- _Input for this task_:
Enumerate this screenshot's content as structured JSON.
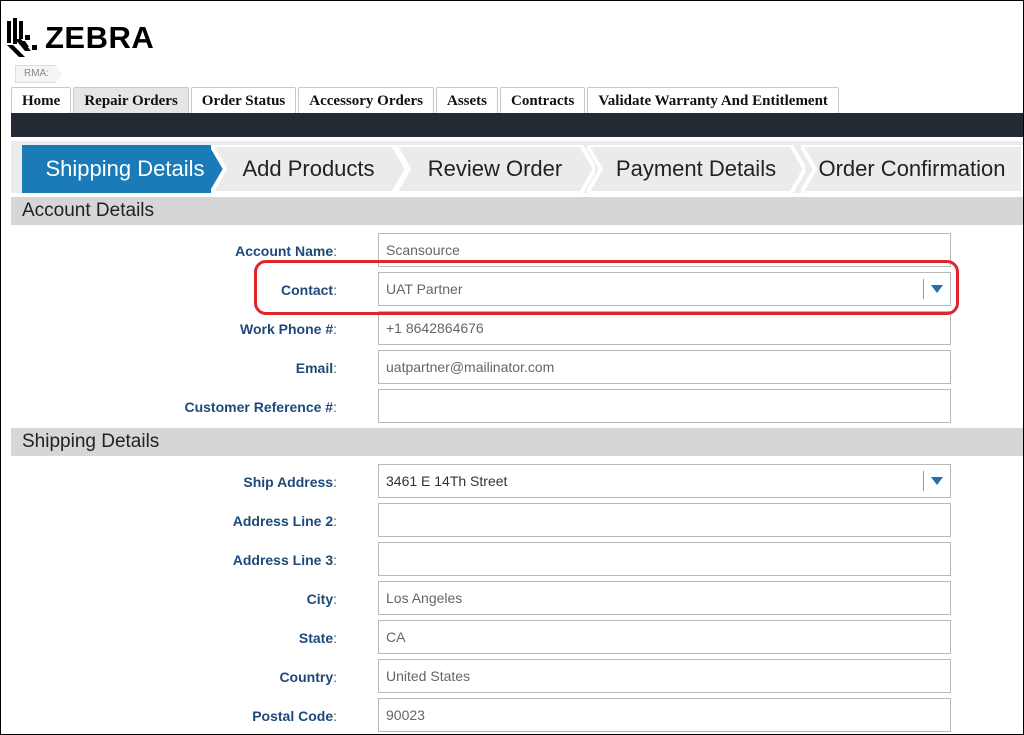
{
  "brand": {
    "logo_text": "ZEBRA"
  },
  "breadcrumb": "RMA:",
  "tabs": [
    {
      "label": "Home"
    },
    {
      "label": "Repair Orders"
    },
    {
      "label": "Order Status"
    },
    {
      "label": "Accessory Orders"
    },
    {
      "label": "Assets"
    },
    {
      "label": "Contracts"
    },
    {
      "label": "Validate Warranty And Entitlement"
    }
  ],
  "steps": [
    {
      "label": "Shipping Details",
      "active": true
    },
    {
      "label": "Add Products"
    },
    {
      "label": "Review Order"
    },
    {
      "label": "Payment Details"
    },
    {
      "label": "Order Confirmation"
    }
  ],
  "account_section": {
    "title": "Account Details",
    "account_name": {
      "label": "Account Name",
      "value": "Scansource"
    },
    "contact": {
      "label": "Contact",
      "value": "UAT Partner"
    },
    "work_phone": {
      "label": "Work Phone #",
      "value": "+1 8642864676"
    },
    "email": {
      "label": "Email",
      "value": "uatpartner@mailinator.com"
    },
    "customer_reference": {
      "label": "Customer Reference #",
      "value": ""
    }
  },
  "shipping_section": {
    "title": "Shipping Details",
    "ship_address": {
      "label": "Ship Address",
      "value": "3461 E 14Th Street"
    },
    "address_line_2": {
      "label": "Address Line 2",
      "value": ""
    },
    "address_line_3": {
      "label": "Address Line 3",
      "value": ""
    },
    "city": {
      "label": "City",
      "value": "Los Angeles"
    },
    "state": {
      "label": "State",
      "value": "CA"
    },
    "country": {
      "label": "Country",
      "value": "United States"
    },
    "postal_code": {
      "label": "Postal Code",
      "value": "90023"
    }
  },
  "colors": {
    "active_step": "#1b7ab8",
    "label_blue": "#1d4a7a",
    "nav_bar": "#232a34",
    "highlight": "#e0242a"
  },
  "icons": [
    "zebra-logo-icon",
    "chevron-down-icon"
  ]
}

- _Written request_: Pick out the lines above containing the word "Orders", then copy them.

- _Written response_:
      "label": "Repair Orders"
      "label": "Accessory Orders"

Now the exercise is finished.